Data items
+ + +

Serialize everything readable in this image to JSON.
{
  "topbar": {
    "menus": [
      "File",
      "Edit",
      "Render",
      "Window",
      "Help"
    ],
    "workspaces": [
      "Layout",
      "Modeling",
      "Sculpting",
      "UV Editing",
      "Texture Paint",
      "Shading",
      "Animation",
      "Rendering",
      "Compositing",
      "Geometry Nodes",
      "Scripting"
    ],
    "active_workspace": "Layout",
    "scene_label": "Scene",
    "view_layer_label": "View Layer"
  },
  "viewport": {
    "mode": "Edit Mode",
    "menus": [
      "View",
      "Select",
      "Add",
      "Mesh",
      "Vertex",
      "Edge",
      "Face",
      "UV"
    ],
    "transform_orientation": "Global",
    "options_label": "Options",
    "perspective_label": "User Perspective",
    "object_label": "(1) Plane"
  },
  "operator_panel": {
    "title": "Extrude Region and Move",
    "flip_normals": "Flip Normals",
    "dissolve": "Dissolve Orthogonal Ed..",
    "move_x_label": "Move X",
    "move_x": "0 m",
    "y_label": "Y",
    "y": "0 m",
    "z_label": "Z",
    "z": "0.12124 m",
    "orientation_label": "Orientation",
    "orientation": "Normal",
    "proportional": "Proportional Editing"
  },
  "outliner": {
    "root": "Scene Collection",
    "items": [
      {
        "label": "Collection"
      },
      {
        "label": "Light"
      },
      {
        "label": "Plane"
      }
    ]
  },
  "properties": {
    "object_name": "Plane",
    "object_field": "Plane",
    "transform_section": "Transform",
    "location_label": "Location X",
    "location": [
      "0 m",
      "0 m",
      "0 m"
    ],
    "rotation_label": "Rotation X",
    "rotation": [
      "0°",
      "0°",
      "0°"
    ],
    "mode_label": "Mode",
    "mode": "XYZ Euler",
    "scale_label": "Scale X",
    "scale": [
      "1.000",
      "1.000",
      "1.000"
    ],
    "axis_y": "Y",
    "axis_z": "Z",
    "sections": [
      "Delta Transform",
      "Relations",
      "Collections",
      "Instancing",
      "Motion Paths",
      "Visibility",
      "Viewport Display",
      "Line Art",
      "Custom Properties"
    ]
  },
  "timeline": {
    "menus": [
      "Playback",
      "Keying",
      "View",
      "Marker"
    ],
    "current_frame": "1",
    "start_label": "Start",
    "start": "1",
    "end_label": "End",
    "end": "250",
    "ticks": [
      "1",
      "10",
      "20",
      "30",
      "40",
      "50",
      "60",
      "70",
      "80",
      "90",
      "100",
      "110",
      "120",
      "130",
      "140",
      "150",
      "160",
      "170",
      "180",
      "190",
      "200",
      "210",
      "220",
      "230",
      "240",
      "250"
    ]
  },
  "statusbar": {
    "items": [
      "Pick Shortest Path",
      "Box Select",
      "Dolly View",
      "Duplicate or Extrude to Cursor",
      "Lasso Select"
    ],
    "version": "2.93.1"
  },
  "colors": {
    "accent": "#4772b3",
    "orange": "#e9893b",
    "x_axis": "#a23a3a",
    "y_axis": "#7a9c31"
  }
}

+ + +

### Task details:
From the listing above, copy every line that holds the string "Scene".

### Response to the task:
    "scene_label": "Scene",
    "root": "Scene Collection",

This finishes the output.